> _Dataset entries_

================================

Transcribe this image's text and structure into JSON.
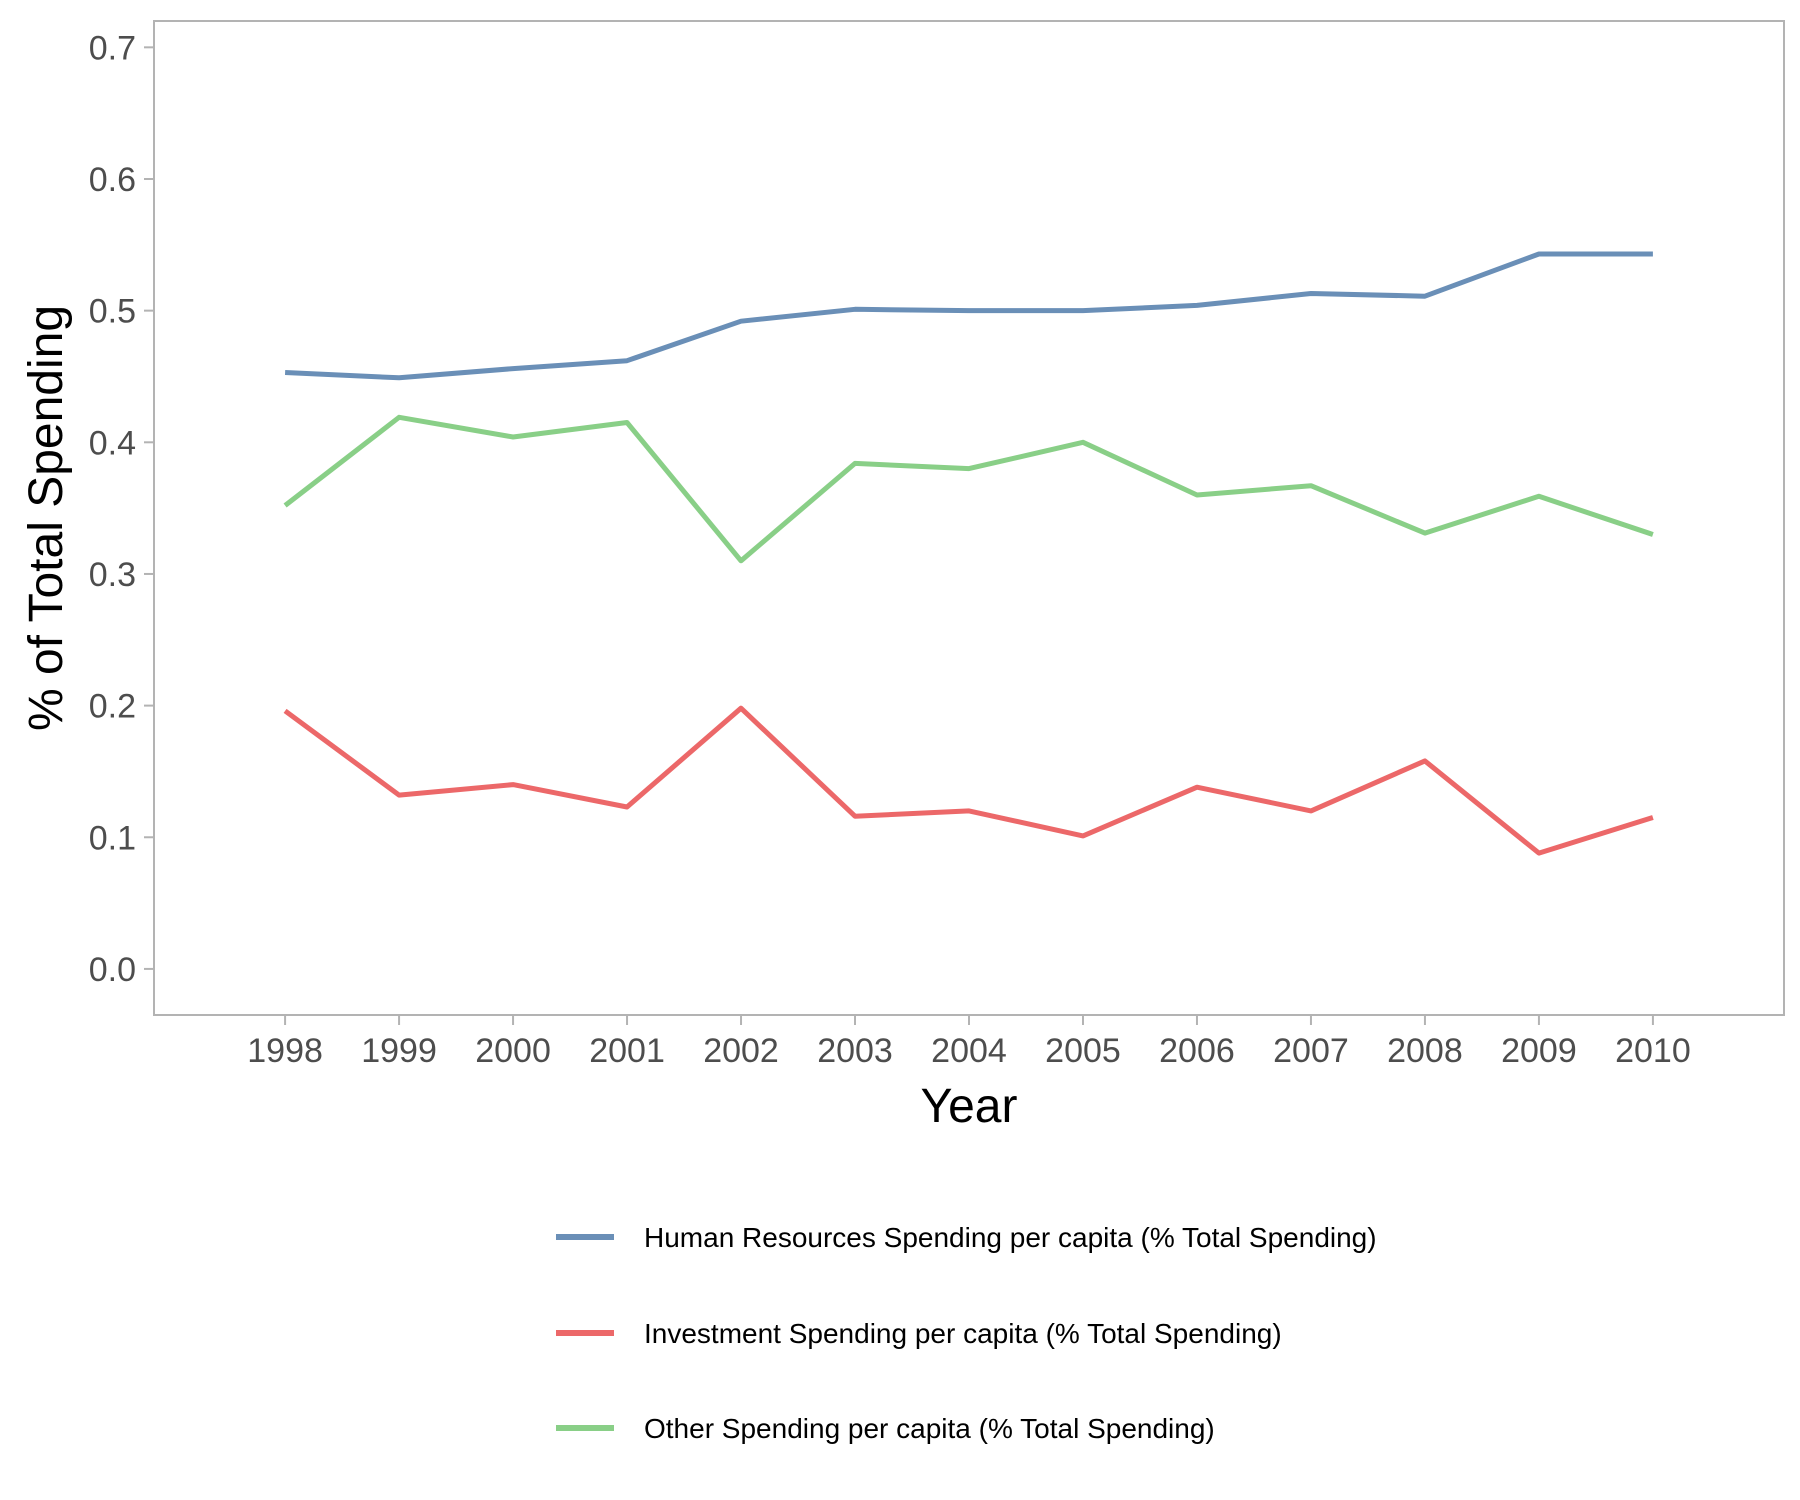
{
  "chart_data": {
    "type": "line",
    "title": "",
    "xlabel": "Year",
    "ylabel": "% of Total Spending",
    "x": [
      1998,
      1999,
      2000,
      2001,
      2002,
      2003,
      2004,
      2005,
      2006,
      2007,
      2008,
      2009,
      2010
    ],
    "x_ticks": [
      "1998",
      "1999",
      "2000",
      "2001",
      "2002",
      "2003",
      "2004",
      "2005",
      "2006",
      "2007",
      "2008",
      "2009",
      "2010"
    ],
    "xlim": [
      1996.85,
      2011.15
    ],
    "ylim": [
      -0.035,
      0.72
    ],
    "y_ticks": [
      "0.0",
      "0.1",
      "0.2",
      "0.3",
      "0.4",
      "0.5",
      "0.6",
      "0.7"
    ],
    "y_tick_values": [
      0.0,
      0.1,
      0.2,
      0.3,
      0.4,
      0.5,
      0.6,
      0.7
    ],
    "grid": false,
    "legend_position": "bottom",
    "series": [
      {
        "name": "Human Resources Spending per capita (% Total Spending)",
        "color": "#6a8fb7",
        "values": [
          0.453,
          0.449,
          0.456,
          0.462,
          0.492,
          0.501,
          0.5,
          0.5,
          0.504,
          0.513,
          0.511,
          0.543,
          0.543
        ]
      },
      {
        "name": "Investment Spending per capita (% Total Spending)",
        "color": "#ec6869",
        "values": [
          0.196,
          0.132,
          0.14,
          0.123,
          0.198,
          0.116,
          0.12,
          0.101,
          0.138,
          0.12,
          0.158,
          0.088,
          0.115
        ]
      },
      {
        "name": "Other Spending per capita (% Total Spending)",
        "color": "#89cf87",
        "values": [
          0.352,
          0.419,
          0.404,
          0.415,
          0.31,
          0.384,
          0.38,
          0.4,
          0.36,
          0.367,
          0.331,
          0.359,
          0.33
        ]
      }
    ]
  }
}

================================

> _Job_
In the data above, tally the lines holding "Spending" and answer with the figure only.

> _Response to this exercise_
4